_Problem description_: Give every entry again, word for word.

_Input data_:
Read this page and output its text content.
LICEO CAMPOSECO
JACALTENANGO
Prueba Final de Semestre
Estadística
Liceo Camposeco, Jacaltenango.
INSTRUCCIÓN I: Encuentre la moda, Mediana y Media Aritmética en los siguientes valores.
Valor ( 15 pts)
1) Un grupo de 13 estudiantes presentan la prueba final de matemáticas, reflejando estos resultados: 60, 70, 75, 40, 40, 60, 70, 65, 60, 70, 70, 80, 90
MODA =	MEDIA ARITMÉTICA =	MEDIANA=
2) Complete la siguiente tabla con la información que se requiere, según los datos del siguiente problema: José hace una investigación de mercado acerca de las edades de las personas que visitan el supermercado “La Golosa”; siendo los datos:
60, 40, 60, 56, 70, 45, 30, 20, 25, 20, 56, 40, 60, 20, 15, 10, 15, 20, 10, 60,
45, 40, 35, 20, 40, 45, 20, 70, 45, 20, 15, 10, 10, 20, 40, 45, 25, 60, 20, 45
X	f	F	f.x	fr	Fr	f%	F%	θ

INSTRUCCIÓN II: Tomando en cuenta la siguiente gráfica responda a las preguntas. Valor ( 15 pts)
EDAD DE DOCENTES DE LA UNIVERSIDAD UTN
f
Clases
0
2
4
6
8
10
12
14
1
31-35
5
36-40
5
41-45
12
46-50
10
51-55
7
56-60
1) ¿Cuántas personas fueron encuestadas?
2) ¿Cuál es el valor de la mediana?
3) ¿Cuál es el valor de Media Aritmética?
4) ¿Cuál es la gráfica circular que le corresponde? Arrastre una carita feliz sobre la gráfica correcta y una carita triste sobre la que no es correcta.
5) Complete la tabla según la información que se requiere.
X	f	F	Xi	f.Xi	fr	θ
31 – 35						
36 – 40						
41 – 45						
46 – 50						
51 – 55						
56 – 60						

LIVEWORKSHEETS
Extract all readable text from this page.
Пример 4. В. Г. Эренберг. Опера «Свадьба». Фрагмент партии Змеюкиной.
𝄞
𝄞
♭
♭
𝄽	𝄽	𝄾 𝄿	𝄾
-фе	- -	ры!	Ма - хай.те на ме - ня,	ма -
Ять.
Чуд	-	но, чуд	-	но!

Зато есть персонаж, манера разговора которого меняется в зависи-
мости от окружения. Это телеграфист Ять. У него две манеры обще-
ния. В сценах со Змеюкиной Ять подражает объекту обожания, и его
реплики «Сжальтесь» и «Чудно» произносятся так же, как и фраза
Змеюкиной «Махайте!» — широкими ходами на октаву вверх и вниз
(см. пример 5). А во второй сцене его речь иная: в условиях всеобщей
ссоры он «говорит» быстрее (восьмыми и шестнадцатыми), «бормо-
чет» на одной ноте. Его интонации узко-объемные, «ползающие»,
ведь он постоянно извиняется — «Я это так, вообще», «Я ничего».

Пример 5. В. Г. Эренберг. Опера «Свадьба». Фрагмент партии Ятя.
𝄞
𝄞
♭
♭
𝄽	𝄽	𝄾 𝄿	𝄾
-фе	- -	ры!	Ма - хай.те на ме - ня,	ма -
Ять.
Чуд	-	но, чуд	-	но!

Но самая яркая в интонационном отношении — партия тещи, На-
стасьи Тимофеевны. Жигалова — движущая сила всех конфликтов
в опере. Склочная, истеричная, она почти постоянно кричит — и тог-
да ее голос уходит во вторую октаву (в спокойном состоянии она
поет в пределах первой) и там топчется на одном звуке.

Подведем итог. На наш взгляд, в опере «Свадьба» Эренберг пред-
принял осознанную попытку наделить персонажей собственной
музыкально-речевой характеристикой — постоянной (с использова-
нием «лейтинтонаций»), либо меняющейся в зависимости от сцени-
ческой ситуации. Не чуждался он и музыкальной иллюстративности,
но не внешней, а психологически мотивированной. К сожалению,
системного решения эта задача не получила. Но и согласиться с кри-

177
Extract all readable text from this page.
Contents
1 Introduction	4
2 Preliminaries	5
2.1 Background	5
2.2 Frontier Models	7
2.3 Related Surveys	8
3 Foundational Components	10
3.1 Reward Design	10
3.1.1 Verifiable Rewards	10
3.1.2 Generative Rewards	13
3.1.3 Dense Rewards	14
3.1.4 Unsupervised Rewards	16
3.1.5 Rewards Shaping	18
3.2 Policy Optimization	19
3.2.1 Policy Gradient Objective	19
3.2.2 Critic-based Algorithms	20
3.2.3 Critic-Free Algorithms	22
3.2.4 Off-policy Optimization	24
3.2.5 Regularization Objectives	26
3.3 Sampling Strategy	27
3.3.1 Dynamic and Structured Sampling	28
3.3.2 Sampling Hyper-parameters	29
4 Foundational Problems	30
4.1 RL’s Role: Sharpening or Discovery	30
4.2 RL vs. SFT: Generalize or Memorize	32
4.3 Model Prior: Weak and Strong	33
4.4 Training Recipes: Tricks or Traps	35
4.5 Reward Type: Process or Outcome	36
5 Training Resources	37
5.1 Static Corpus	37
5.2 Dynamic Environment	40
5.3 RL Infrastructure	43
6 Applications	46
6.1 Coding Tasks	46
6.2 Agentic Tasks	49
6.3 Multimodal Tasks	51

_Exercise solution_:
Read this page and output its text content.
LICEO CAMPOSECO
JACALTENANGO
Prueba Final de Semestre
Estadística
Liceo Camposeco, Jacaltenango.
INSTRUCCIÓN I: Encuentre la moda, Mediana y Media Aritmética en los siguientes valores.
Valor ( 15 pts)
1) Un grupo de 13 estudiantes presentan la prueba final de matemáticas, reflejando estos resultados: 60, 70, 75, 40, 40, 60, 70, 65, 60, 70, 70, 80, 90
MODA =	MEDIA ARITMÉTICA =	MEDIANA=
2) Complete la siguiente tabla con la información que se requiere, según los datos del siguiente problema: José hace una investigación de mercado acerca de las edades de las personas que visitan el supermercado “La Golosa”; siendo los datos:
60, 40, 60, 56, 70, 45, 30, 20, 25, 20, 56, 40, 60, 20, 15, 10, 15, 20, 10, 60,
45, 40, 35, 20, 40, 45, 20, 70, 45, 20, 15, 10, 10, 20, 40, 45, 25, 60, 20, 45
X	f	F	f.x	fr	Fr	f%	F%	θ

INSTRUCCIÓN II: Tomando en cuenta la siguiente gráfica responda a las preguntas. Valor ( 15 pts)
EDAD DE DOCENTES DE LA UNIVERSIDAD UTN
f
Clases
0
2
4
6
8
10
12
14
1
31-35
5
36-40
5
41-45
12
46-50
10
51-55
7
56-60
1) ¿Cuántas personas fueron encuestadas?
2) ¿Cuál es el valor de la mediana?
3) ¿Cuál es el valor de Media Aritmética?
4) ¿Cuál es la gráfica circular que le corresponde? Arrastre una carita feliz sobre la gráfica correcta y una carita triste sobre la que no es correcta.
5) Complete la tabla según la información que se requiere.
X	f	F	Xi	f.Xi	fr	θ
31 – 35						
36 – 40						
41 – 45						
46 – 50						
51 – 55						
56 – 60						

LIVEWORKSHEETS
Extract all readable text from this page.
Пример 4. В. Г. Эренберг. Опера «Свадьба». Фрагмент партии Змеюкиной.
𝄞
𝄞
♭
♭
𝄽	𝄽	𝄾 𝄿	𝄾
-фе	- -	ры!	Ма - хай.те на ме - ня,	ма -
Ять.
Чуд	-	но, чуд	-	но!

Зато есть персонаж, манера разговора которого меняется в зависи-
мости от окружения. Это телеграфист Ять. У него две манеры обще-
ния. В сценах со Змеюкиной Ять подражает объекту обожания, и его
реплики «Сжальтесь» и «Чудно» произносятся так же, как и фраза
Змеюкиной «Махайте!» — широкими ходами на октаву вверх и вниз
(см. пример 5). А во второй сцене его речь иная: в условиях всеобщей
ссоры он «говорит» быстрее (восьмыми и шестнадцатыми), «бормо-
чет» на одной ноте. Его интонации узко-объемные, «ползающие»,
ведь он постоянно извиняется — «Я это так, вообще», «Я ничего».

Пример 5. В. Г. Эренберг. Опера «Свадьба». Фрагмент партии Ятя.
𝄞
𝄞
♭
♭
𝄽	𝄽	𝄾 𝄿	𝄾
-фе	- -	ры!	Ма - хай.те на ме - ня,	ма -
Ять.
Чуд	-	но, чуд	-	но!

Но самая яркая в интонационном отношении — партия тещи, На-
стасьи Тимофеевны. Жигалова — движущая сила всех конфликтов
в опере. Склочная, истеричная, она почти постоянно кричит — и тог-
да ее голос уходит во вторую октаву (в спокойном состоянии она
поет в пределах первой) и там топчется на одном звуке.

Подведем итог. На наш взгляд, в опере «Свадьба» Эренберг пред-
принял осознанную попытку наделить персонажей собственной
музыкально-речевой характеристикой — постоянной (с использова-
нием «лейтинтонаций»), либо меняющейся в зависимости от сцени-
ческой ситуации. Не чуждался он и музыкальной иллюстративности,
но не внешней, а психологически мотивированной. К сожалению,
системного решения эта задача не получила. Но и согласиться с кри-

177
Extract all readable text from this page.
Contents
1 Introduction	4
2 Preliminaries	5
2.1 Background	5
2.2 Frontier Models	7
2.3 Related Surveys	8
3 Foundational Components	10
3.1 Reward Design	10
3.1.1 Verifiable Rewards	10
3.1.2 Generative Rewards	13
3.1.3 Dense Rewards	14
3.1.4 Unsupervised Rewards	16
3.1.5 Rewards Shaping	18
3.2 Policy Optimization	19
3.2.1 Policy Gradient Objective	19
3.2.2 Critic-based Algorithms	20
3.2.3 Critic-Free Algorithms	22
3.2.4 Off-policy Optimization	24
3.2.5 Regularization Objectives	26
3.3 Sampling Strategy	27
3.3.1 Dynamic and Structured Sampling	28
3.3.2 Sampling Hyper-parameters	29
4 Foundational Problems	30
4.1 RL’s Role: Sharpening or Discovery	30
4.2 RL vs. SFT: Generalize or Memorize	32
4.3 Model Prior: Weak and Strong	33
4.4 Training Recipes: Tricks or Traps	35
4.5 Reward Type: Process or Outcome	36
5 Training Resources	37
5.1 Static Corpus	37
5.2 Dynamic Environment	40
5.3 RL Infrastructure	43
6 Applications	46
6.1 Coding Tasks	46
6.2 Agentic Tasks	49
6.3 Multimodal Tasks	51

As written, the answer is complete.